__Written problem__: Pull every line containing "Marcel" from the entries.

Figure dataset records:
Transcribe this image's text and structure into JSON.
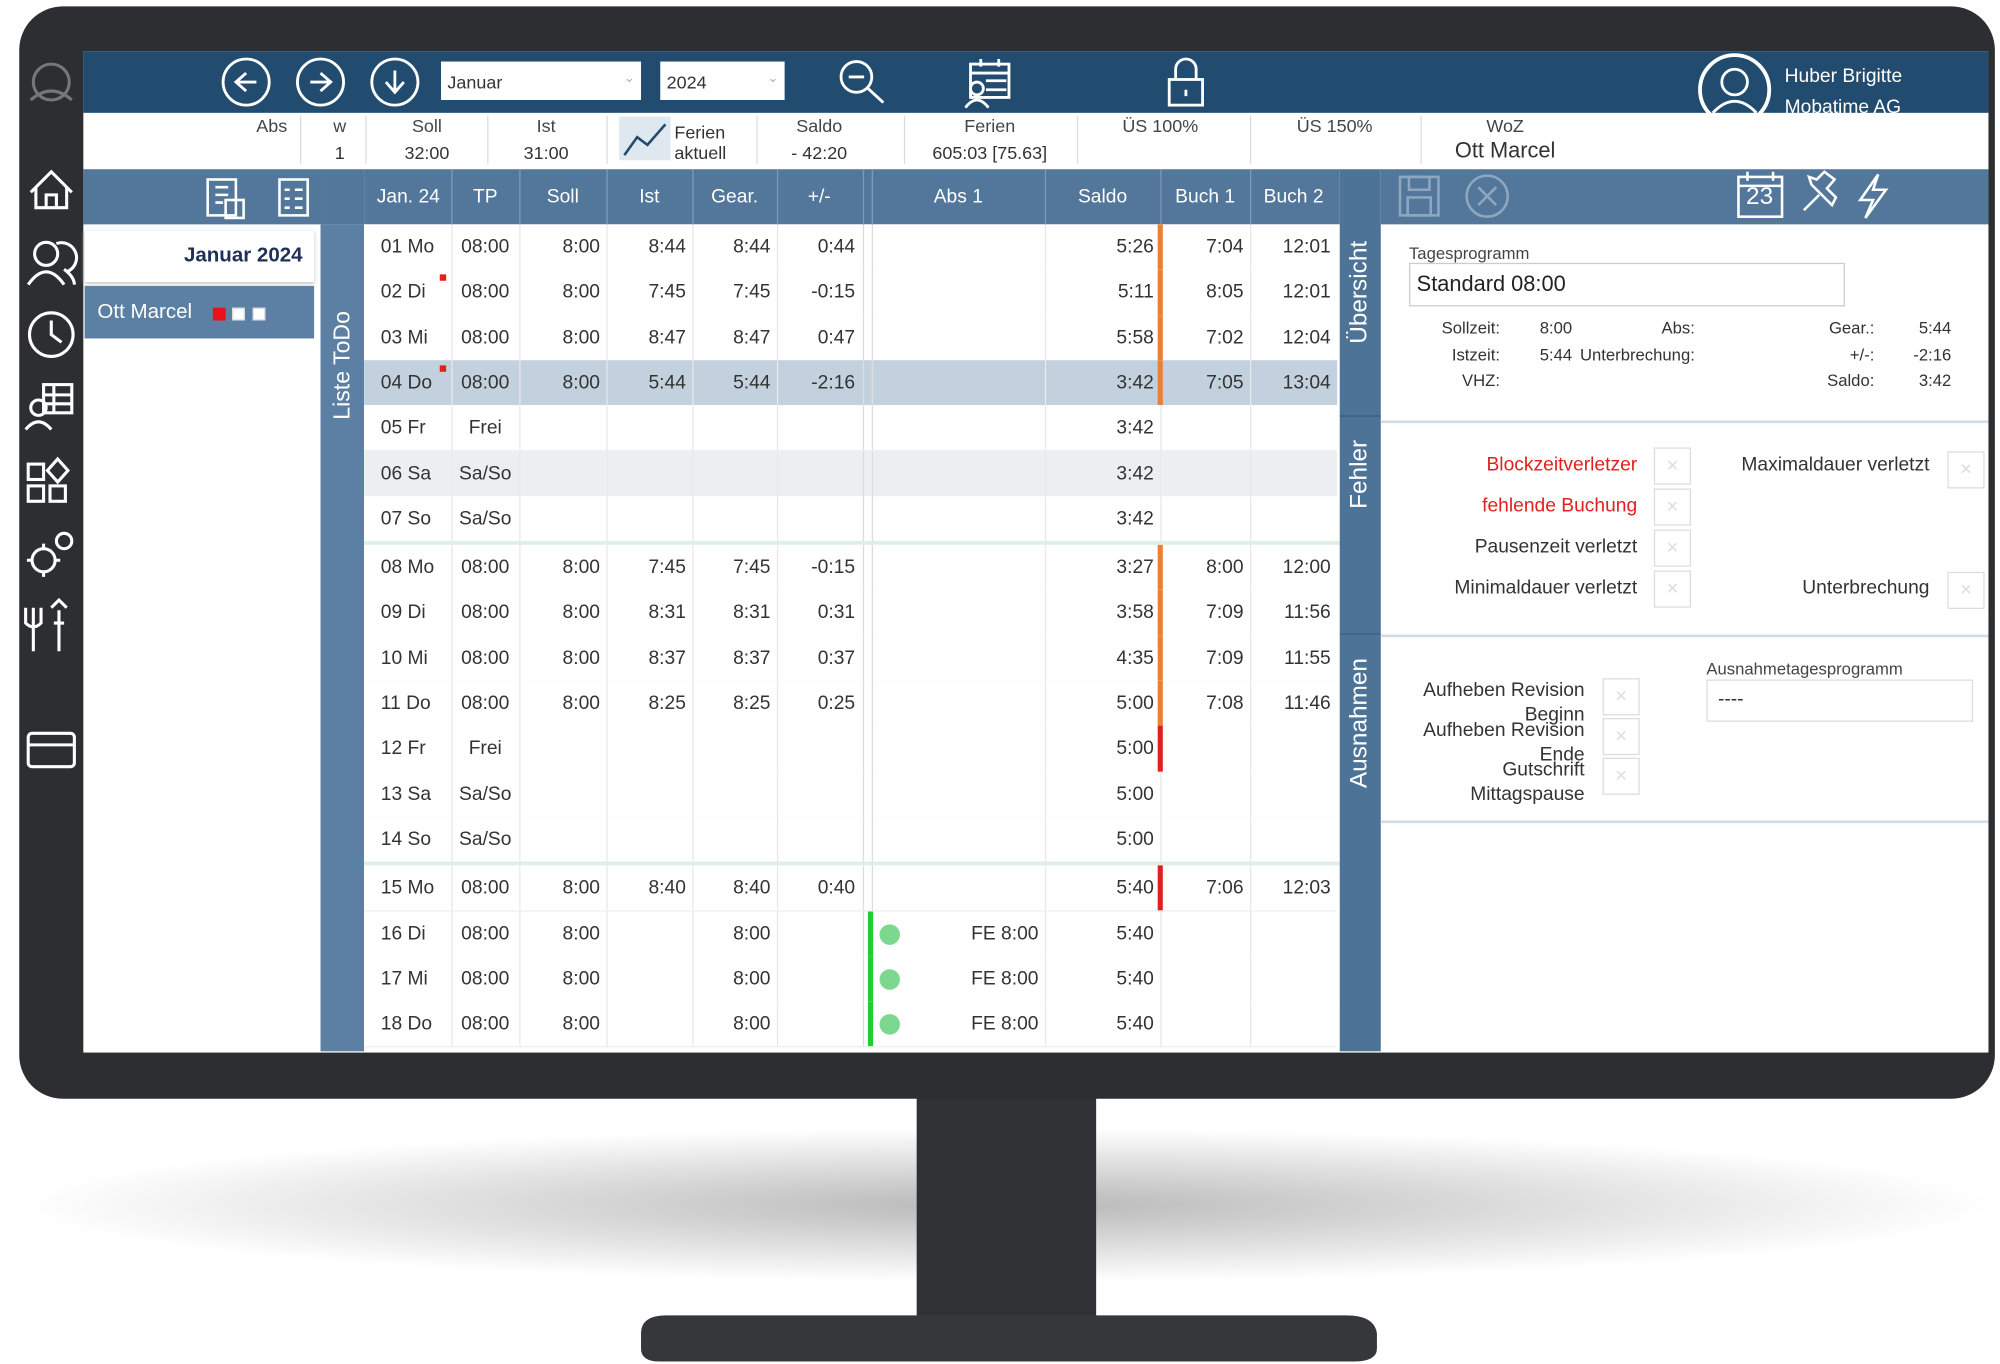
{
  "toolbar": {
    "month": "Januar",
    "year": "2024",
    "user_name": "Huber Brigitte",
    "company": "Mobatime AG"
  },
  "summary": [
    {
      "label": "Abs"
    },
    {
      "label": "w",
      "value": "1"
    },
    {
      "label": "Soll",
      "value": "32:00"
    },
    {
      "label": "Ist",
      "value": "31:00"
    },
    {
      "label": "Ferien aktuell"
    },
    {
      "label": "Saldo",
      "value": "- 42:20"
    },
    {
      "label": "Ferien",
      "value": "605:03 [75.63]"
    },
    {
      "label": "ÜS 100%"
    },
    {
      "label": "ÜS 150%"
    },
    {
      "label": "WoZ",
      "value": "Ott Marcel"
    }
  ],
  "left_panel": {
    "period": "Januar 2024",
    "employee": "Ott Marcel",
    "todo_tab": "Liste ToDo"
  },
  "table": {
    "headers": [
      "Jan. 24",
      "TP",
      "Soll",
      "Ist",
      "Gear.",
      "+/-",
      "Abs 1",
      "Saldo",
      "Buch 1",
      "Buch 2"
    ],
    "rows": [
      {
        "cells": [
          "01 Mo",
          "08:00",
          "8:00",
          "8:44",
          "8:44",
          "0:44",
          null,
          "5:26",
          "7:04",
          "12:01"
        ],
        "saldo_flag": "#e8803a"
      },
      {
        "cells": [
          "02 Di",
          "08:00",
          "8:00",
          "7:45",
          "7:45",
          "-0:15",
          null,
          "5:11",
          "8:05",
          "12:01"
        ],
        "saldo_flag": "#e8803a",
        "note": "#e0201f"
      },
      {
        "cells": [
          "03 Mi",
          "08:00",
          "8:00",
          "8:47",
          "8:47",
          "0:47",
          null,
          "5:58",
          "7:02",
          "12:04"
        ],
        "saldo_flag": "#e8803a"
      },
      {
        "cells": [
          "04 Do",
          "08:00",
          "8:00",
          "5:44",
          "5:44",
          "-2:16",
          null,
          "3:42",
          "7:05",
          "13:04"
        ],
        "saldo_flag": "#e8803a",
        "note": "#e0201f",
        "background": "#c3d1de"
      },
      {
        "cells": [
          "05 Fr",
          "Frei",
          null,
          null,
          null,
          null,
          null,
          "3:42",
          null,
          null
        ]
      },
      {
        "cells": [
          "06 Sa",
          "Sa/So",
          null,
          null,
          null,
          null,
          null,
          "3:42",
          null,
          null
        ],
        "background": "#eceff2"
      },
      {
        "cells": [
          "07 So",
          "Sa/So",
          null,
          null,
          null,
          null,
          null,
          "3:42",
          null,
          null
        ]
      },
      {
        "cells": [
          "08 Mo",
          "08:00",
          "8:00",
          "7:45",
          "7:45",
          "-0:15",
          null,
          "3:27",
          "8:00",
          "12:00"
        ],
        "saldo_flag": "#e8803a"
      },
      {
        "cells": [
          "09 Di",
          "08:00",
          "8:00",
          "8:31",
          "8:31",
          "0:31",
          null,
          "3:58",
          "7:09",
          "11:56"
        ],
        "saldo_flag": "#e8803a"
      },
      {
        "cells": [
          "10 Mi",
          "08:00",
          "8:00",
          "8:37",
          "8:37",
          "0:37",
          null,
          "4:35",
          "7:09",
          "11:55"
        ],
        "saldo_flag": "#e8803a"
      },
      {
        "cells": [
          "11 Do",
          "08:00",
          "8:00",
          "8:25",
          "8:25",
          "0:25",
          null,
          "5:00",
          "7:08",
          "11:46"
        ],
        "saldo_flag": "#e8803a"
      },
      {
        "cells": [
          "12 Fr",
          "Frei",
          null,
          null,
          null,
          null,
          null,
          "5:00",
          null,
          null
        ],
        "saldo_flag": "#e0201f"
      },
      {
        "cells": [
          "13 Sa",
          "Sa/So",
          null,
          null,
          null,
          null,
          null,
          "5:00",
          null,
          null
        ]
      },
      {
        "cells": [
          "14 So",
          "Sa/So",
          null,
          null,
          null,
          null,
          null,
          "5:00",
          null,
          null
        ]
      },
      {
        "cells": [
          "15 Mo",
          "08:00",
          "8:00",
          "8:40",
          "8:40",
          "0:40",
          null,
          "5:40",
          "7:06",
          "12:03"
        ],
        "saldo_flag": "#e0201f"
      },
      {
        "cells": [
          "16 Di",
          "08:00",
          "8:00",
          null,
          "8:00",
          null,
          "FE 8:00",
          "5:40",
          null,
          null
        ],
        "abs_flag": "#22cc33"
      },
      {
        "cells": [
          "17 Mi",
          "08:00",
          "8:00",
          null,
          "8:00",
          null,
          "FE 8:00",
          "5:40",
          null,
          null
        ],
        "abs_flag": "#22cc33"
      },
      {
        "cells": [
          "18 Do",
          "08:00",
          "8:00",
          null,
          "8:00",
          null,
          "FE 8:00",
          "5:40",
          null,
          null
        ],
        "abs_flag": "#22cc33"
      }
    ]
  },
  "right_panel": {
    "calendar_day": "23",
    "tabs": [
      "Übersicht",
      "Fehler",
      "Ausnahmen"
    ],
    "program_label": "Tagesprogramm",
    "program": "Standard 08:00",
    "details": [
      [
        "Sollzeit:",
        "8:00",
        "Abs:",
        null,
        "Gear.:",
        "5:44"
      ],
      [
        "Istzeit:",
        "5:44",
        "Unterbrechung:",
        null,
        "+/-:",
        "-2:16"
      ],
      [
        "VHZ:",
        null,
        null,
        null,
        "Saldo:",
        "3:42"
      ]
    ],
    "errors_left": [
      {
        "label": "Blockzeitverletzer",
        "color": "#e0201f"
      },
      {
        "label": "fehlende Buchung",
        "color": "#e0201f"
      },
      {
        "label": "Pausenzeit verletzt",
        "color": "#333333"
      },
      {
        "label": "Minimaldauer verletzt",
        "color": "#333333"
      }
    ],
    "errors_right": [
      {
        "label": "Maximaldauer verletzt"
      },
      {
        "label": "Unterbrechung"
      }
    ],
    "exceptions": [
      [
        "Aufheben Revision",
        "Beginn"
      ],
      [
        "Aufheben Revision",
        "Ende"
      ],
      [
        "Gutschrift",
        "Mittagspause"
      ]
    ],
    "exception_program_label": "Ausnahmetagesprogramm",
    "exception_program": "----"
  }
}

__Task solution__:
      "value": "Ott Marcel"
    "employee": "Ott Marcel",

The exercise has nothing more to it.